Supplied information |
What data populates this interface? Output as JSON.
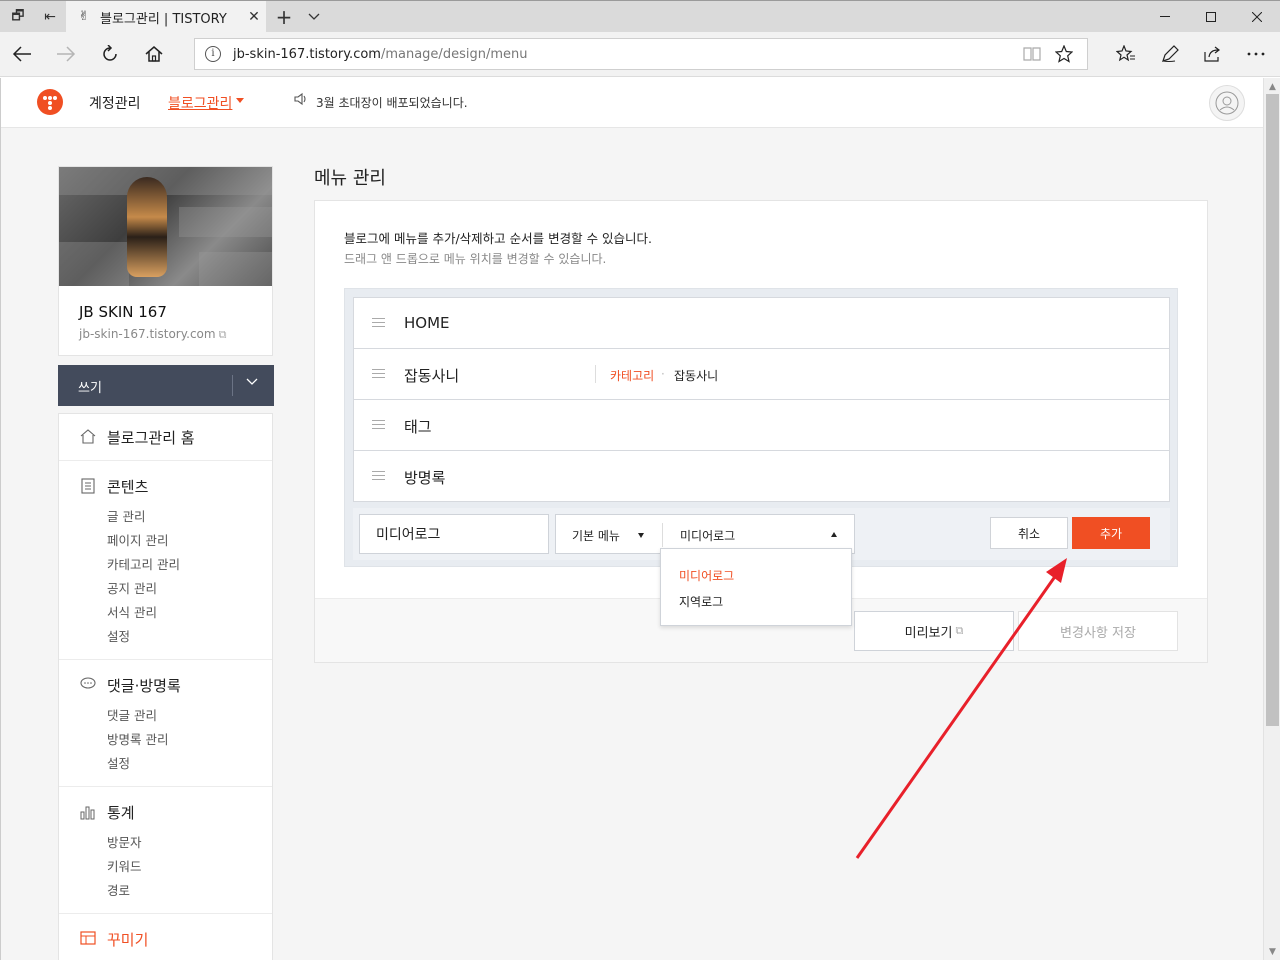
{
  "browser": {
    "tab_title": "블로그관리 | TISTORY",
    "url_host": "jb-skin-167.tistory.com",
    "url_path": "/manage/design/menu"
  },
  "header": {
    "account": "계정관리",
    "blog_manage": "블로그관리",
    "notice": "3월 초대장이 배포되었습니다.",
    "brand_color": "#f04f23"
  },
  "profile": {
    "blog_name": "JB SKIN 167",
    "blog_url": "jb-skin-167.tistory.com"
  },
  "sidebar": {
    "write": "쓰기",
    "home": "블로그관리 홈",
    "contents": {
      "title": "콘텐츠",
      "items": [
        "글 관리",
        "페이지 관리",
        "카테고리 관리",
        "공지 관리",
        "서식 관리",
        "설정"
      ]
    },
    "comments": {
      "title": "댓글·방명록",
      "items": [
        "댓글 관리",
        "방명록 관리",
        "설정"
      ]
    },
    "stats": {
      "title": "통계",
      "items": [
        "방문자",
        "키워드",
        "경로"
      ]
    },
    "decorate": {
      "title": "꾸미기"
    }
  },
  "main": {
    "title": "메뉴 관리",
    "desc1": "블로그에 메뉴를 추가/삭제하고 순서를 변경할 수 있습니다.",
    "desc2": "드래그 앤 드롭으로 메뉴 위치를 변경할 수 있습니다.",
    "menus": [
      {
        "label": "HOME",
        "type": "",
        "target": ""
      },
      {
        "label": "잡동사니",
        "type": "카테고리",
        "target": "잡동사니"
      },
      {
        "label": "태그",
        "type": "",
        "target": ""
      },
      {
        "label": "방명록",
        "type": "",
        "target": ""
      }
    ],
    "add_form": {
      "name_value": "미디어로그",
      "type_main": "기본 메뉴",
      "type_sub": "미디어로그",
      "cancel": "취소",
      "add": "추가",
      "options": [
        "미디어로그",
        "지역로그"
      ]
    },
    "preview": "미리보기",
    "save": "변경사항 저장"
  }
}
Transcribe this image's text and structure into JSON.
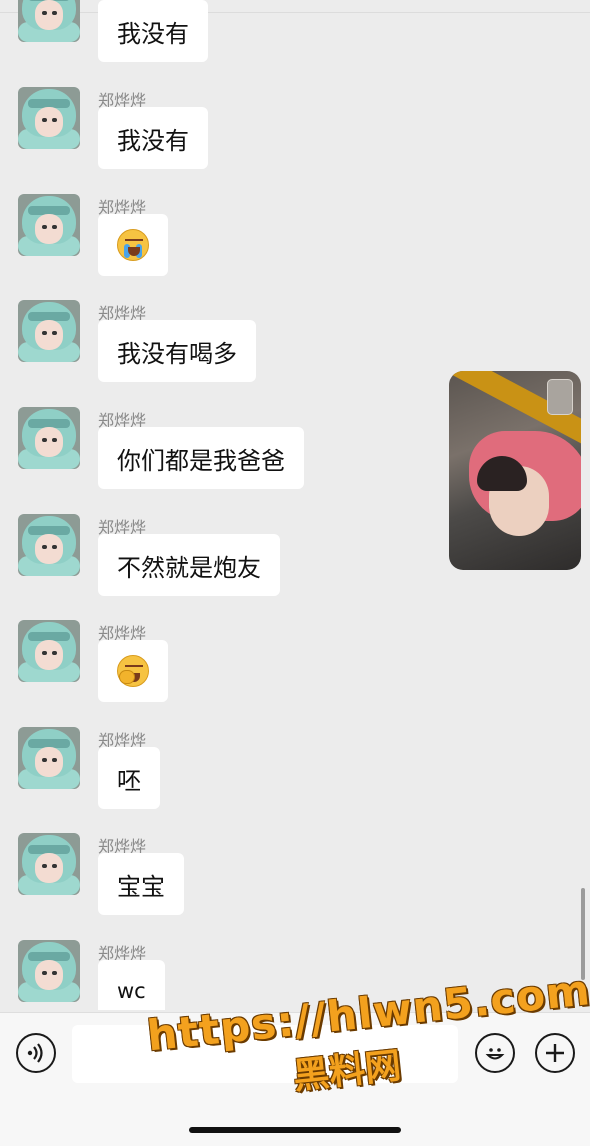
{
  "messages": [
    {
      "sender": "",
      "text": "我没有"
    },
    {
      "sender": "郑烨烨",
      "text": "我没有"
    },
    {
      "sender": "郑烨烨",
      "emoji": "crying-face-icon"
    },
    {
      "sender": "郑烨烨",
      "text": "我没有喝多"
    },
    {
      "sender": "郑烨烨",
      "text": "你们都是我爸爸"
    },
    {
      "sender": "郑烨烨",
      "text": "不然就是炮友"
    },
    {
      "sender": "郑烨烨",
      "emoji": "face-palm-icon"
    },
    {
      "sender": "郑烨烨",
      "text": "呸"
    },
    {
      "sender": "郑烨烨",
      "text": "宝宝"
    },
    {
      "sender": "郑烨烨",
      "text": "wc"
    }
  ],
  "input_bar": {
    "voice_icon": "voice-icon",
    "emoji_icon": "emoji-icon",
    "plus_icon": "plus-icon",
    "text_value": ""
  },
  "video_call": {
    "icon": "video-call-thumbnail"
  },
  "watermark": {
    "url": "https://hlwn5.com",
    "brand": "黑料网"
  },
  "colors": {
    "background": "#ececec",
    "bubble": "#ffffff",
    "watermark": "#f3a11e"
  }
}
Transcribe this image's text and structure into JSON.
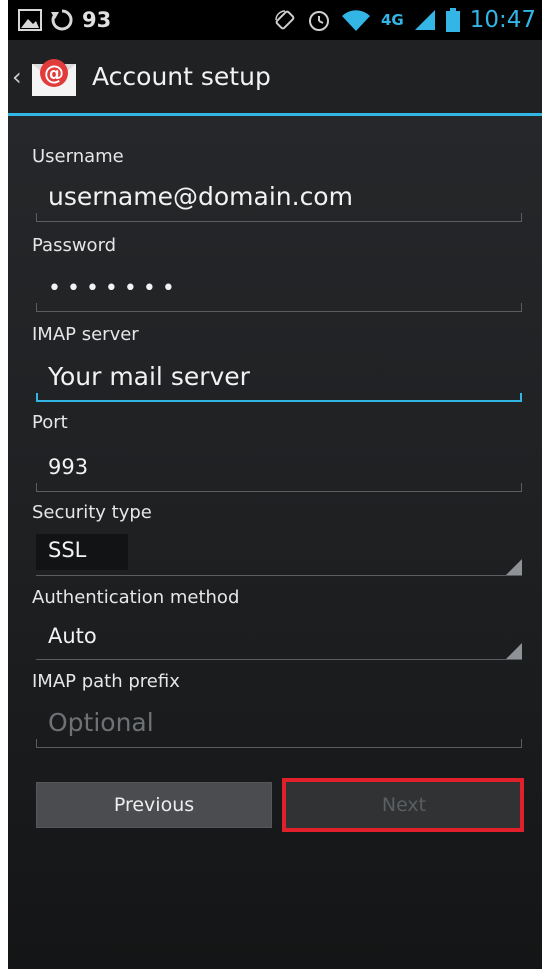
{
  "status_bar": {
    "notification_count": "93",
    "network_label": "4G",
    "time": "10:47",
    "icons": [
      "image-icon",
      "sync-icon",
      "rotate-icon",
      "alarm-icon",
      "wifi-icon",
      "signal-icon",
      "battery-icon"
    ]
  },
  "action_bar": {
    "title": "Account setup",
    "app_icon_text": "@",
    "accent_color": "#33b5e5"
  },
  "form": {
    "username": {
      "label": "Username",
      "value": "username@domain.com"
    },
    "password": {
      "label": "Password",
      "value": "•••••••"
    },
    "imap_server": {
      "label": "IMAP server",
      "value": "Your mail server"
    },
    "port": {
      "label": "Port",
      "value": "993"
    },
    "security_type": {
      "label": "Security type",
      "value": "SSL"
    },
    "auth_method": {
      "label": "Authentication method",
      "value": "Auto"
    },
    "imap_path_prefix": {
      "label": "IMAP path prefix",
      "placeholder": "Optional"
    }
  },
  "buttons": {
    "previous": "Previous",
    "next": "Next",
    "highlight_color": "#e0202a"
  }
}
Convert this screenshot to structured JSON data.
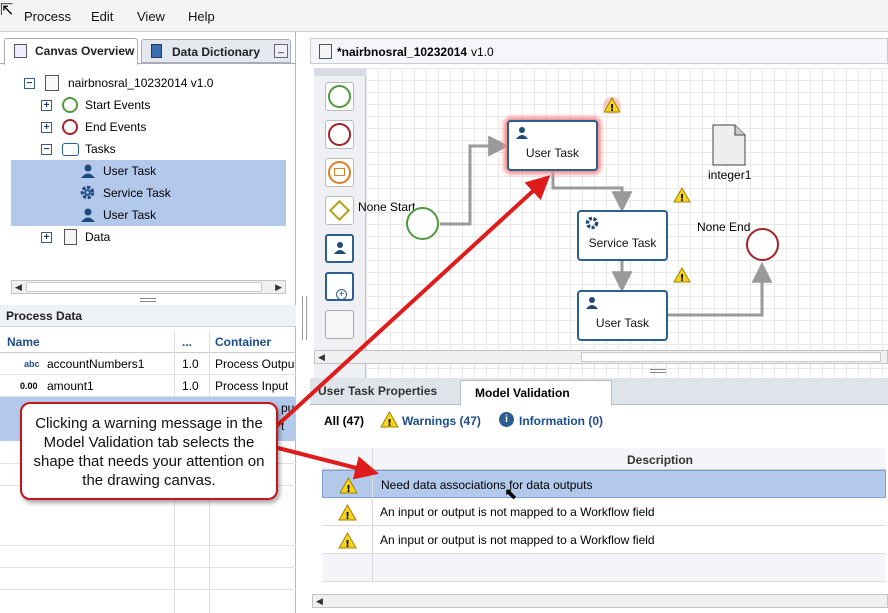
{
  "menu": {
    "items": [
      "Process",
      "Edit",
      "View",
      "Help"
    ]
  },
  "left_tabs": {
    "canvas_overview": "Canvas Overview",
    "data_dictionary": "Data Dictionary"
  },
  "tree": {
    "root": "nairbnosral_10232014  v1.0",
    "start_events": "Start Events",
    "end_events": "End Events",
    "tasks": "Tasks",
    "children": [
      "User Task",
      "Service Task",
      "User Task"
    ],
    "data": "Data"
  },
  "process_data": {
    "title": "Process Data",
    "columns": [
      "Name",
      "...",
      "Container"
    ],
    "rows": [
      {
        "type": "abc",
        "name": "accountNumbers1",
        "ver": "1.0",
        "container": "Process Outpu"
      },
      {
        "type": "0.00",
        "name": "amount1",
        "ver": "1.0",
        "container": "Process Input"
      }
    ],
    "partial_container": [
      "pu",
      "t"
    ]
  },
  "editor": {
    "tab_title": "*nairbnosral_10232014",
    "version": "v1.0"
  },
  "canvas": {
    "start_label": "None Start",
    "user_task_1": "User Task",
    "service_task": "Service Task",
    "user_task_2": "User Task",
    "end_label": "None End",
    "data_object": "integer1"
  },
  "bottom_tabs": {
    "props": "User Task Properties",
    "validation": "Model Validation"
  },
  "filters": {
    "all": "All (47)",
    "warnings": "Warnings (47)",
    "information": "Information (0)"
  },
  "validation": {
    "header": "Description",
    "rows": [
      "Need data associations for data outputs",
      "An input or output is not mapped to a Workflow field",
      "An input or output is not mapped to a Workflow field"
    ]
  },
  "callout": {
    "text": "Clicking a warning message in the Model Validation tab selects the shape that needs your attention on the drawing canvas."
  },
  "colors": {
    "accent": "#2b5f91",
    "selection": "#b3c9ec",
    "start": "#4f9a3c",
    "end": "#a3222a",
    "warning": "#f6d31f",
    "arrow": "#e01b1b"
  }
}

Task brief |
Each line that holds the word "Service" should be extracted from the records.

Reply to the task |
      "Service Task",
    "service_task": "Service Task",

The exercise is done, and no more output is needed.